>> Start

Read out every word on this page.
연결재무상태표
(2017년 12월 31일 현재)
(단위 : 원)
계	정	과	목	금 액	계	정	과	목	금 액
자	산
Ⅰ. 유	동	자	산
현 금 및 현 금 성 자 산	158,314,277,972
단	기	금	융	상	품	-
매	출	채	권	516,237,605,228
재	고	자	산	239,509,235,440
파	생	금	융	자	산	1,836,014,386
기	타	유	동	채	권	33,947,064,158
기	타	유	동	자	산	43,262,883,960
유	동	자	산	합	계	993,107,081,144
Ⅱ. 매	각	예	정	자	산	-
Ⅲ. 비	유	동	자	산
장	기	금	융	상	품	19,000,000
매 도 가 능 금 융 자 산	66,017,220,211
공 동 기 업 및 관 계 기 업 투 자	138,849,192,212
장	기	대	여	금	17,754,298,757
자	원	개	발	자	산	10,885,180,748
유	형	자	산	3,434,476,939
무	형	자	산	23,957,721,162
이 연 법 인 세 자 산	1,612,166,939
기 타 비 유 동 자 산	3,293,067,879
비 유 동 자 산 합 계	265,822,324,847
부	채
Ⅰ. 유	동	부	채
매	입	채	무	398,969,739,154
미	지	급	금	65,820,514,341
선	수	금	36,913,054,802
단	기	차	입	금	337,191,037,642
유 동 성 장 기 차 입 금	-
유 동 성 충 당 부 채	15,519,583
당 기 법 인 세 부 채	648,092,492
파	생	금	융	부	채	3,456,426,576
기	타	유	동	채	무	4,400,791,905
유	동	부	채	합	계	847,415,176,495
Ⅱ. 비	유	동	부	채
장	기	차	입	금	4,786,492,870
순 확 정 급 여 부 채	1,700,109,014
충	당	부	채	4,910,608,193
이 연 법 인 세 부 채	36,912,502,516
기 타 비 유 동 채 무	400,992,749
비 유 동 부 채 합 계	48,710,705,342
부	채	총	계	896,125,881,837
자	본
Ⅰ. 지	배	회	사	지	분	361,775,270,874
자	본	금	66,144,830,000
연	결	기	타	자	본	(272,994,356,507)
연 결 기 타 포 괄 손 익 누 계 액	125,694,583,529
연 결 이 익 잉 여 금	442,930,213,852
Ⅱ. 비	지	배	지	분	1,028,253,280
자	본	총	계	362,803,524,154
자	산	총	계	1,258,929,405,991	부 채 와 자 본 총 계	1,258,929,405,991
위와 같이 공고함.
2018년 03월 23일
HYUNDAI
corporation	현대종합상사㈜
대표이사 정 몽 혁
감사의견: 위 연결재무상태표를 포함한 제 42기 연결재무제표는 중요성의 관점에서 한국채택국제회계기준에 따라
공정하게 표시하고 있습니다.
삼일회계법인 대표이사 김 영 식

>> End

> WHAT TO WORK ON:
Copy each line of the data above without altering a single character.

> RESPONSE FOR THIS EXERCISE:
Read out every word on this page.
연결재무상태표
(2017년 12월 31일 현재)
(단위 : 원)
계	정	과	목	금 액	계	정	과	목	금 액
자	산
Ⅰ. 유	동	자	산
현 금 및 현 금 성 자 산	158,314,277,972
단	기	금	융	상	품	-
매	출	채	권	516,237,605,228
재	고	자	산	239,509,235,440
파	생	금	융	자	산	1,836,014,386
기	타	유	동	채	권	33,947,064,158
기	타	유	동	자	산	43,262,883,960
유	동	자	산	합	계	993,107,081,144
Ⅱ. 매	각	예	정	자	산	-
Ⅲ. 비	유	동	자	산
장	기	금	융	상	품	19,000,000
매 도 가 능 금 융 자 산	66,017,220,211
공 동 기 업 및 관 계 기 업 투 자	138,849,192,212
장	기	대	여	금	17,754,298,757
자	원	개	발	자	산	10,885,180,748
유	형	자	산	3,434,476,939
무	형	자	산	23,957,721,162
이 연 법 인 세 자 산	1,612,166,939
기 타 비 유 동 자 산	3,293,067,879
비 유 동 자 산 합 계	265,822,324,847
부	채
Ⅰ. 유	동	부	채
매	입	채	무	398,969,739,154
미	지	급	금	65,820,514,341
선	수	금	36,913,054,802
단	기	차	입	금	337,191,037,642
유 동 성 장 기 차 입 금	-
유 동 성 충 당 부 채	15,519,583
당 기 법 인 세 부 채	648,092,492
파	생	금	융	부	채	3,456,426,576
기	타	유	동	채	무	4,400,791,905
유	동	부	채	합	계	847,415,176,495
Ⅱ. 비	유	동	부	채
장	기	차	입	금	4,786,492,870
순 확 정 급 여 부 채	1,700,109,014
충	당	부	채	4,910,608,193
이 연 법 인 세 부 채	36,912,502,516
기 타 비 유 동 채 무	400,992,749
비 유 동 부 채 합 계	48,710,705,342
부	채	총	계	896,125,881,837
자	본
Ⅰ. 지	배	회	사	지	분	361,775,270,874
자	본	금	66,144,830,000
연	결	기	타	자	본	(272,994,356,507)
연 결 기 타 포 괄 손 익 누 계 액	125,694,583,529
연 결 이 익 잉 여 금	442,930,213,852
Ⅱ. 비	지	배	지	분	1,028,253,280
자	본	총	계	362,803,524,154
자	산	총	계	1,258,929,405,991	부 채 와 자 본 총 계	1,258,929,405,991
위와 같이 공고함.
2018년 03월 23일
HYUNDAI
corporation	현대종합상사㈜
대표이사 정 몽 혁
감사의견: 위 연결재무상태표를 포함한 제 42기 연결재무제표는 중요성의 관점에서 한국채택국제회계기준에 따라
공정하게 표시하고 있습니다.
삼일회계법인 대표이사 김 영 식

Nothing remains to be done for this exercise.